◆ Stated exercise: Make an exact transcription of the material, leaving out all images.

++++ Dataset records

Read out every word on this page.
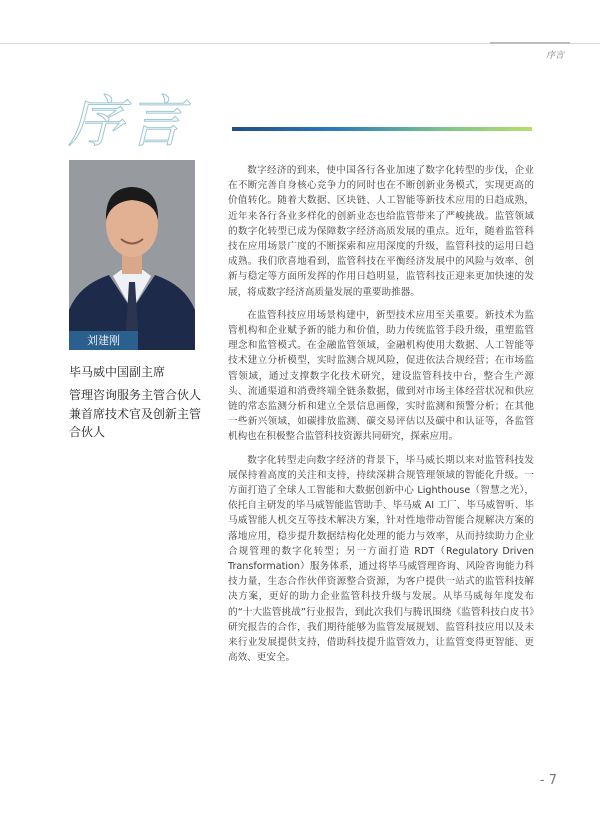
序言
序言
刘建刚
毕马威中国副主席
管理咨询服务主管合伙人兼首席技术官及创新主管合伙人

数字经济的到来，使中国各行各业加速了数字化转型的步伐，企业在不断完善自身核心竞争力的同时也在不断创新业务模式，实现更高的价值转化。随着大数据、区块链、人工智能等新技术应用的日趋成熟，近年来各行各业多样化的创新业态也给监管带来了严峻挑战。监管领域的数字化转型已成为保障数字经济高质发展的重点。近年，随着监管科技在应用场景广度的不断探索和应用深度的升级，监管科技的运用日趋成熟。我们欣喜地看到，监管科技在平衡经济发展中的风险与效率、创新与稳定等方面所发挥的作用日趋明显，监管科技正迎来更加快速的发展，将成数字经济高质量发展的重要助推器。

在监管科技应用场景构建中，新型技术应用至关重要。新技术为监管机构和企业赋予新的能力和价值，助力传统监管手段升级，重塑监管理念和监管模式。在金融监管领域，金融机构使用大数据、人工智能等技术建立分析模型，实时监测合规风险，促进依法合规经营；在市场监管领域，通过支撑数字化技术研究，建设监管科技中台，整合生产源头、流通渠道和消费终端全链条数据，做到对市场主体经营状况和供应链的常态监测分析和建立全景信息画像，实时监测和预警分析；在其他一些新兴领域，如碳排放监测、碳交易评估以及碳中和认证等，各监管机构也在积极整合监管科技资源共同研究，探索应用。

数字化转型走向数字经济的背景下，毕马威长期以来对监管科技发展保持着高度的关注和支持，持续深耕合规管理领域的智能化升级。一方面打造了全球人工智能和大数据创新中心 Lighthouse（智慧之光），依托自主研发的毕马威智能监管助手、毕马威 AI 工厂、毕马威智听、毕马威智能人机交互等技术解决方案，针对性地带动智能合规解决方案的落地应用，稳步提升数据结构化处理的能力与效率，从而持续助力企业合规管理的数字化转型；另一方面打造 RDT（Regulatory Driven Transformation）服务体系，通过将毕马威管理咨询、风险咨询能力科技力量，生态合作伙伴资源整合资源，为客户提供一站式的监管科技解决方案，更好的助力企业监管科技升级与发展。从毕马威每年度发布的“十大监管挑战”行业报告，到此次我们与腾讯围绕《监管科技白皮书》研究报告的合作，我们期待能够为监管发展规划、监管科技应用以及未来行业发展提供支持，借助科技提升监管效力，让监管变得更智能、更高效、更安全。

- 7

++++++++

◆ The completed task:
Read out every word on this page.
序言
序言
刘建刚
毕马威中国副主席
管理咨询服务主管合伙人兼首席技术官及创新主管合伙人

数字经济的到来，使中国各行各业加速了数字化转型的步伐，企业在不断完善自身核心竞争力的同时也在不断创新业务模式，实现更高的价值转化。随着大数据、区块链、人工智能等新技术应用的日趋成熟，近年来各行各业多样化的创新业态也给监管带来了严峻挑战。监管领域的数字化转型已成为保障数字经济高质发展的重点。近年，随着监管科技在应用场景广度的不断探索和应用深度的升级，监管科技的运用日趋成熟。我们欣喜地看到，监管科技在平衡经济发展中的风险与效率、创新与稳定等方面所发挥的作用日趋明显，监管科技正迎来更加快速的发展，将成数字经济高质量发展的重要助推器。

在监管科技应用场景构建中，新型技术应用至关重要。新技术为监管机构和企业赋予新的能力和价值，助力传统监管手段升级，重塑监管理念和监管模式。在金融监管领域，金融机构使用大数据、人工智能等技术建立分析模型，实时监测合规风险，促进依法合规经营；在市场监管领域，通过支撑数字化技术研究，建设监管科技中台，整合生产源头、流通渠道和消费终端全链条数据，做到对市场主体经营状况和供应链的常态监测分析和建立全景信息画像，实时监测和预警分析；在其他一些新兴领域，如碳排放监测、碳交易评估以及碳中和认证等，各监管机构也在积极整合监管科技资源共同研究，探索应用。

数字化转型走向数字经济的背景下，毕马威长期以来对监管科技发展保持着高度的关注和支持，持续深耕合规管理领域的智能化升级。一方面打造了全球人工智能和大数据创新中心 Lighthouse（智慧之光），依托自主研发的毕马威智能监管助手、毕马威 AI 工厂、毕马威智听、毕马威智能人机交互等技术解决方案，针对性地带动智能合规解决方案的落地应用，稳步提升数据结构化处理的能力与效率，从而持续助力企业合规管理的数字化转型；另一方面打造 RDT（Regulatory Driven Transformation）服务体系，通过将毕马威管理咨询、风险咨询能力科技力量，生态合作伙伴资源整合资源，为客户提供一站式的监管科技解决方案，更好的助力企业监管科技升级与发展。从毕马威每年度发布的“十大监管挑战”行业报告，到此次我们与腾讯围绕《监管科技白皮书》研究报告的合作，我们期待能够为监管发展规划、监管科技应用以及未来行业发展提供支持，借助科技提升监管效力，让监管变得更智能、更高效、更安全。

- 7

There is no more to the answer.